__TASK DESCRIPTION__.
Find the lines containing the word "bottom" and copy every one of them.
--- RECORDS SUPPLIED ---
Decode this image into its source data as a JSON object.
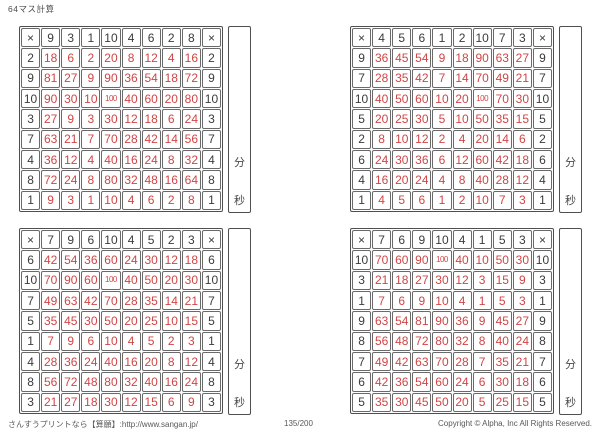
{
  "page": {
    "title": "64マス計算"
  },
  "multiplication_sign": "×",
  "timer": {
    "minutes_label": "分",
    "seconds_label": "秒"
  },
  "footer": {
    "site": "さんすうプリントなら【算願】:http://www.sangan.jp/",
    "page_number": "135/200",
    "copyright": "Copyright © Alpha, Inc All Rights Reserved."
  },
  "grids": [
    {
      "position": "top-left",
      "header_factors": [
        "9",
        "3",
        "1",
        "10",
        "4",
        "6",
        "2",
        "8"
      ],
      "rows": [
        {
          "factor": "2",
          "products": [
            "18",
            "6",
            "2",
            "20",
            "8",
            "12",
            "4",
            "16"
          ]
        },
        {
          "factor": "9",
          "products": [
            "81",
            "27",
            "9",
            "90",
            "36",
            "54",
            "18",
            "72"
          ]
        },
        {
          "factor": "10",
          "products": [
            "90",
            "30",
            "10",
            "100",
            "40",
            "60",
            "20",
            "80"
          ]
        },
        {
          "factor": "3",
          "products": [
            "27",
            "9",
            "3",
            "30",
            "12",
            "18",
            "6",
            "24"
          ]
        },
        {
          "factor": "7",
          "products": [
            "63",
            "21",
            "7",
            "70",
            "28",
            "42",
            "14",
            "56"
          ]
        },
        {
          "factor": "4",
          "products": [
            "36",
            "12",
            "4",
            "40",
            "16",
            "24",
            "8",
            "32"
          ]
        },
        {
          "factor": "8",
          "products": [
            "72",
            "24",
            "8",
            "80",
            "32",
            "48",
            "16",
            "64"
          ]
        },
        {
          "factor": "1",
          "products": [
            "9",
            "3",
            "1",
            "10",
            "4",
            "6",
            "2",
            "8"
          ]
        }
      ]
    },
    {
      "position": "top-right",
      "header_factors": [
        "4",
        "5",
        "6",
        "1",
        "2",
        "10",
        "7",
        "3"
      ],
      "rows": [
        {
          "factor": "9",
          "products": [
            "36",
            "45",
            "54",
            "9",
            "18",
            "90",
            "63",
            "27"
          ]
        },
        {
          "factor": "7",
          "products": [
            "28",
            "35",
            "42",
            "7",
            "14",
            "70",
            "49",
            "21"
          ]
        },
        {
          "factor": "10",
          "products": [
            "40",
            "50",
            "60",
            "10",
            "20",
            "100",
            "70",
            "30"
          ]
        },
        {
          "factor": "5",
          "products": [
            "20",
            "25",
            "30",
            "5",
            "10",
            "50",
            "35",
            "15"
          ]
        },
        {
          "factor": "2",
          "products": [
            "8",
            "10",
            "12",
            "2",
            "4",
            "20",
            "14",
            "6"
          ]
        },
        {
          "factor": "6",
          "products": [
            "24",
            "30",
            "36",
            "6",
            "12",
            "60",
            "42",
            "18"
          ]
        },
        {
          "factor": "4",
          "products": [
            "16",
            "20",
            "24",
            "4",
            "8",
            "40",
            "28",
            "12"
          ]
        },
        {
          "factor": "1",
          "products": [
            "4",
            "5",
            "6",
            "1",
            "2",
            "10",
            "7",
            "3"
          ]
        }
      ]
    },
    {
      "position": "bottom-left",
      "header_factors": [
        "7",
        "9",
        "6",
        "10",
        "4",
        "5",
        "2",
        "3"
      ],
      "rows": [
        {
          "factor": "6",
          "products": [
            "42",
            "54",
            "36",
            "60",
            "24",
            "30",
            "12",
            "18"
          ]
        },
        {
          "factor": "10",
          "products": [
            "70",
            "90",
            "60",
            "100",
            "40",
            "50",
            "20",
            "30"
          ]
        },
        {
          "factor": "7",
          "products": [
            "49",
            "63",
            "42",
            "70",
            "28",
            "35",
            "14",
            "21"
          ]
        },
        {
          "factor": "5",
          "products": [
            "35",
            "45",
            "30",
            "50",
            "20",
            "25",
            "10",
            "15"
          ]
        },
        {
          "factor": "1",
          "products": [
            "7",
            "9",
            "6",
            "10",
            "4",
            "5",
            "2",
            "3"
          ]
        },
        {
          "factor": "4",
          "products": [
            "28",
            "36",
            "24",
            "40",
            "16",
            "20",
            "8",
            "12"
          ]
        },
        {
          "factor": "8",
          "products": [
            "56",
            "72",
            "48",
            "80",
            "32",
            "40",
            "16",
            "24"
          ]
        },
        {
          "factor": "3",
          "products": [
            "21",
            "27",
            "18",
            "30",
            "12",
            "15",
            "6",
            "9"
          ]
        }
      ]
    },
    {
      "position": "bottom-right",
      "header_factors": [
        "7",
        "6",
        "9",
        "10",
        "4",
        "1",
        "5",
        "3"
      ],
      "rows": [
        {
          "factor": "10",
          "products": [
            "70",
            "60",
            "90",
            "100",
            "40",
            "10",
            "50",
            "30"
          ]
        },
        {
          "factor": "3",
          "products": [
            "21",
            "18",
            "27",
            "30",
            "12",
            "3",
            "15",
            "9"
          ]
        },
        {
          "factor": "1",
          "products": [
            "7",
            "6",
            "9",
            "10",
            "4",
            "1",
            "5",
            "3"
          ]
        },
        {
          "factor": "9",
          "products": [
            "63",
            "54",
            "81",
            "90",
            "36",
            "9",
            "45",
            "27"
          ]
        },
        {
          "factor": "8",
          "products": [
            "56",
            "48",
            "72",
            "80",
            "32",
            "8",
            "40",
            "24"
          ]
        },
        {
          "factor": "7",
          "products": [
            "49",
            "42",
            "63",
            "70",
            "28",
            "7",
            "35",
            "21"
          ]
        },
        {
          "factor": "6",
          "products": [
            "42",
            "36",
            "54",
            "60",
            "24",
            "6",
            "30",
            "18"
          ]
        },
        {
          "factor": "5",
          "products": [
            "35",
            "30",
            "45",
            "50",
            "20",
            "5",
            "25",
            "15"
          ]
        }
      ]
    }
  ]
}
---
--- RECORDS SUPPLIED ---
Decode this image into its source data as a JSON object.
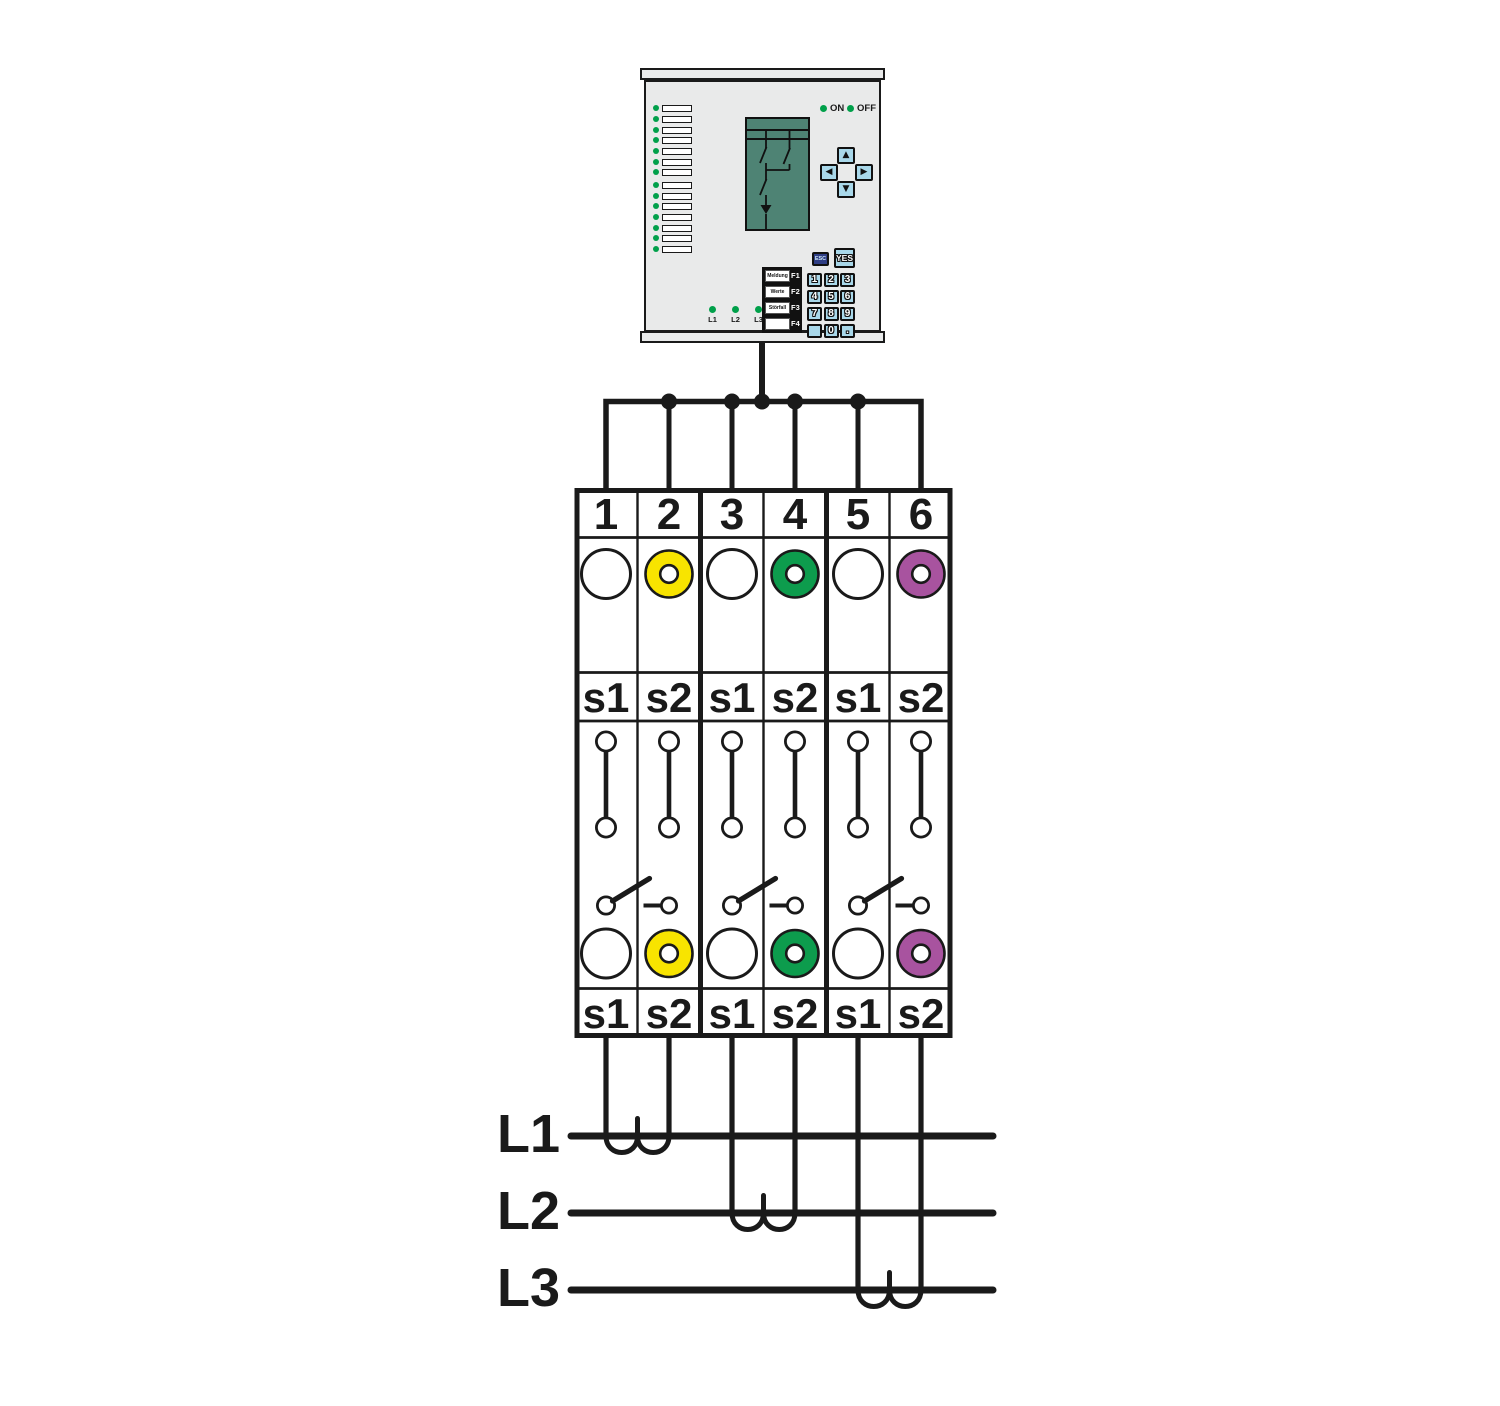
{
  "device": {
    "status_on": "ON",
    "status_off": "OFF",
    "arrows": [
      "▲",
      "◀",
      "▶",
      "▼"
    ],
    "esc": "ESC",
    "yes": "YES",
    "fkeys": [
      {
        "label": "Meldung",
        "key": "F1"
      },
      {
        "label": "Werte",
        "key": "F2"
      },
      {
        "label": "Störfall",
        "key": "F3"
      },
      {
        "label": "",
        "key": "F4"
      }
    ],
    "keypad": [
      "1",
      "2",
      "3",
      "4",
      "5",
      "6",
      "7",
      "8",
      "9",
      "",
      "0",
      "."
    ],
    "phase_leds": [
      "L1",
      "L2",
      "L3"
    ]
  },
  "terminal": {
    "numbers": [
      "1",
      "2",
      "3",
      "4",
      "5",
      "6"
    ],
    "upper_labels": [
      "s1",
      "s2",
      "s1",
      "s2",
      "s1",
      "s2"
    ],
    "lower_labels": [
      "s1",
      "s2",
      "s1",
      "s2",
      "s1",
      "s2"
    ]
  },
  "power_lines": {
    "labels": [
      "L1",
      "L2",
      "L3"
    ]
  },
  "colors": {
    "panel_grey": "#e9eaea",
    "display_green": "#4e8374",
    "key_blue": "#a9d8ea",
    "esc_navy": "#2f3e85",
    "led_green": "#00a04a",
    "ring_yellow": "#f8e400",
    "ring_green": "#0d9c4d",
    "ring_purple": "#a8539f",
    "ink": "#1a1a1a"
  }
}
---
--- RECORDS SUPPLIED ---
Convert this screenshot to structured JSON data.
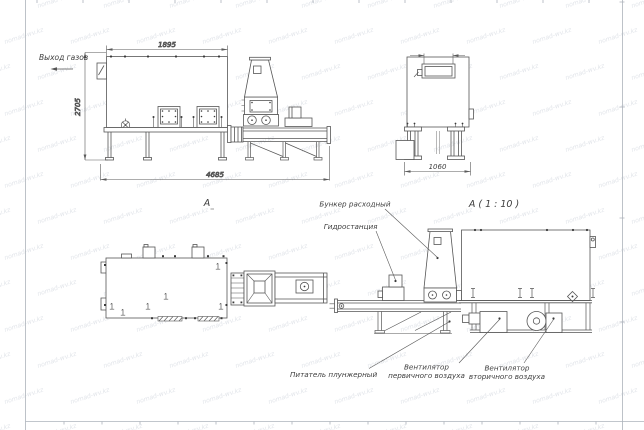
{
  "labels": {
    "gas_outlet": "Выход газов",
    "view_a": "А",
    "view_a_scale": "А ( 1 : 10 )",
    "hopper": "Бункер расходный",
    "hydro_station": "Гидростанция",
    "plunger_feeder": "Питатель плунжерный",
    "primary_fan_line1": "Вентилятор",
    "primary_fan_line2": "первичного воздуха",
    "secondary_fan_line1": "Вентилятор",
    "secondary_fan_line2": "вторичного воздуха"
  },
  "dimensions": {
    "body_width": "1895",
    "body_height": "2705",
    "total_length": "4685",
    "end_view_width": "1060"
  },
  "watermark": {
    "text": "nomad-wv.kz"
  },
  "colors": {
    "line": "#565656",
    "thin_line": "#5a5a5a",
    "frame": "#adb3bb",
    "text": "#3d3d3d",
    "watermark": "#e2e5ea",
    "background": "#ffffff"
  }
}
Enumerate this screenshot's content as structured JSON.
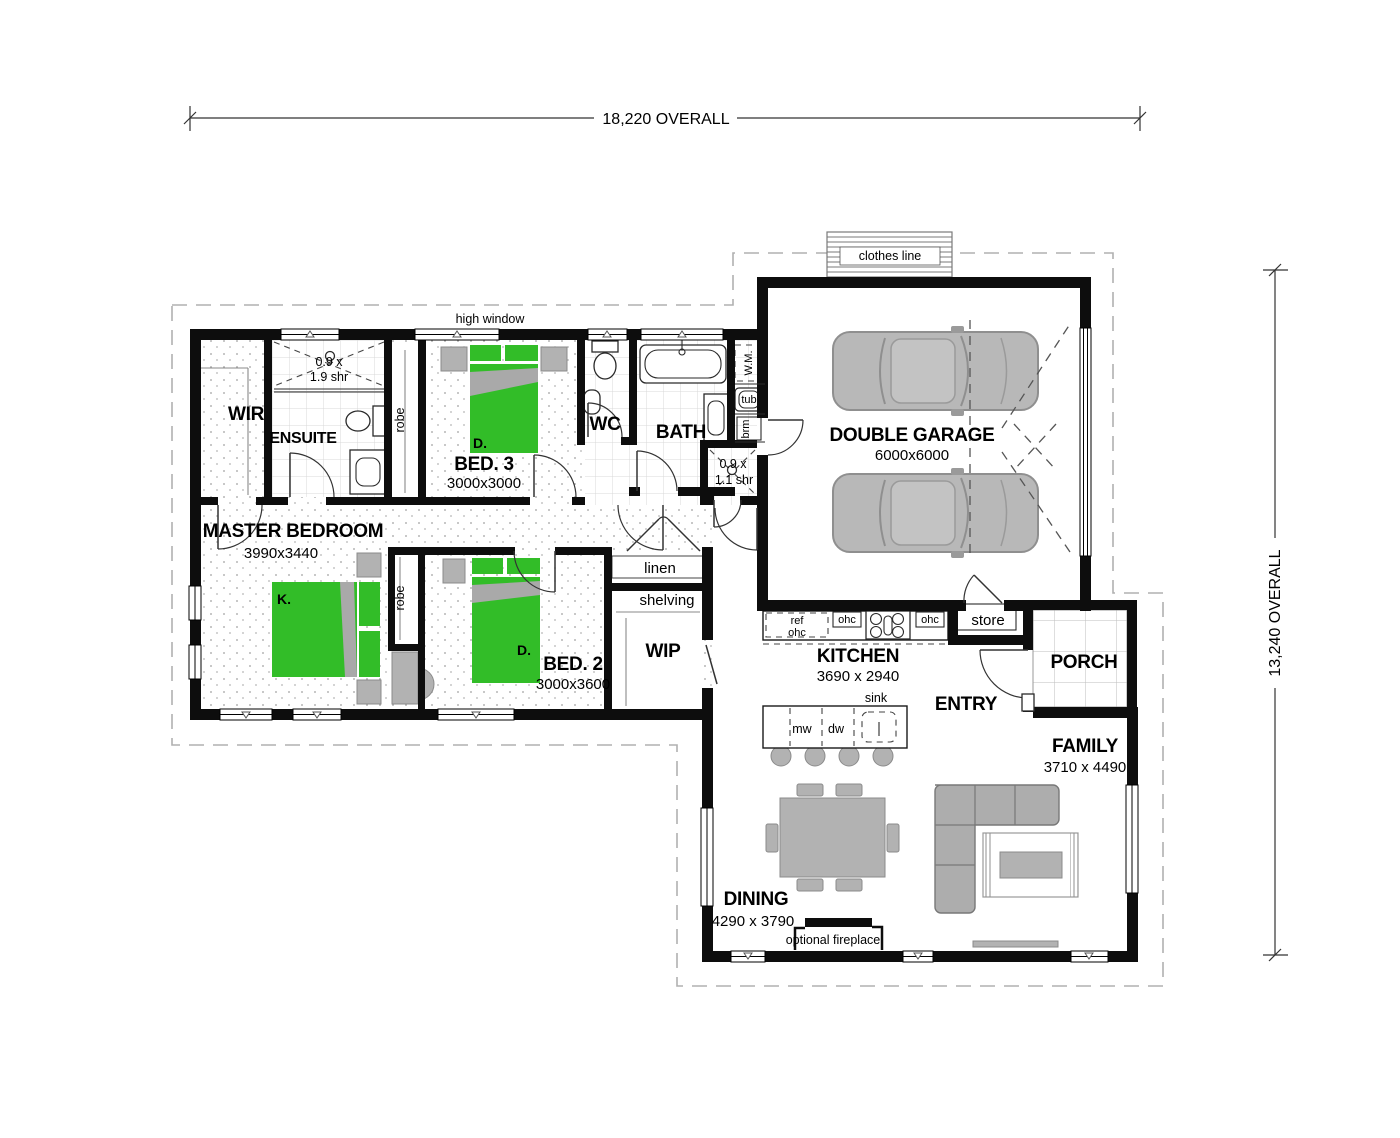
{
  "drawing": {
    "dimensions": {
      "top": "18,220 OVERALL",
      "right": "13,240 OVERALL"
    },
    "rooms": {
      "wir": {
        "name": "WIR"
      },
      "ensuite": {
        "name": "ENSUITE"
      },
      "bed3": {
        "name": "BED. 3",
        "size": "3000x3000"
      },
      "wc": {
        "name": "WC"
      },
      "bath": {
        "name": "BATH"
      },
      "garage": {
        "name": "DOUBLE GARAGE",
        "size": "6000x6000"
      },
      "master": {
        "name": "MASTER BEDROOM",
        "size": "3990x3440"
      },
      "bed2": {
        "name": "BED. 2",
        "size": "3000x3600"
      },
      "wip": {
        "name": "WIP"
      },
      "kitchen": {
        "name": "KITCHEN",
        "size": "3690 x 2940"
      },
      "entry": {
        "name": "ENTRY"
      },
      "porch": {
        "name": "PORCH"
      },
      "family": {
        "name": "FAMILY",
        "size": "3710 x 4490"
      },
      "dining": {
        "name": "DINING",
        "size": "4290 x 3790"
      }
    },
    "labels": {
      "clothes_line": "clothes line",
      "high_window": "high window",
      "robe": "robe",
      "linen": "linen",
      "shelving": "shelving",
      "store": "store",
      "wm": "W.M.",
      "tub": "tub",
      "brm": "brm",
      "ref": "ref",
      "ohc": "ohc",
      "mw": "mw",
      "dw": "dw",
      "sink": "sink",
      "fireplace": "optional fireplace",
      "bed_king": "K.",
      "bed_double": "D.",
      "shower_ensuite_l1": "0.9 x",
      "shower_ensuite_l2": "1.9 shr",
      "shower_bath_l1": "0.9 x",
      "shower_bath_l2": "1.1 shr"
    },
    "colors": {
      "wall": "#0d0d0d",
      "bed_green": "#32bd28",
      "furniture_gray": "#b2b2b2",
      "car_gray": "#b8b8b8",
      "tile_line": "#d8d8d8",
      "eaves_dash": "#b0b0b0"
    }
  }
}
---
__OUTPUT OF THE EXERCISE__.
      "position": "bottom-left",
      "position": "bottom-right",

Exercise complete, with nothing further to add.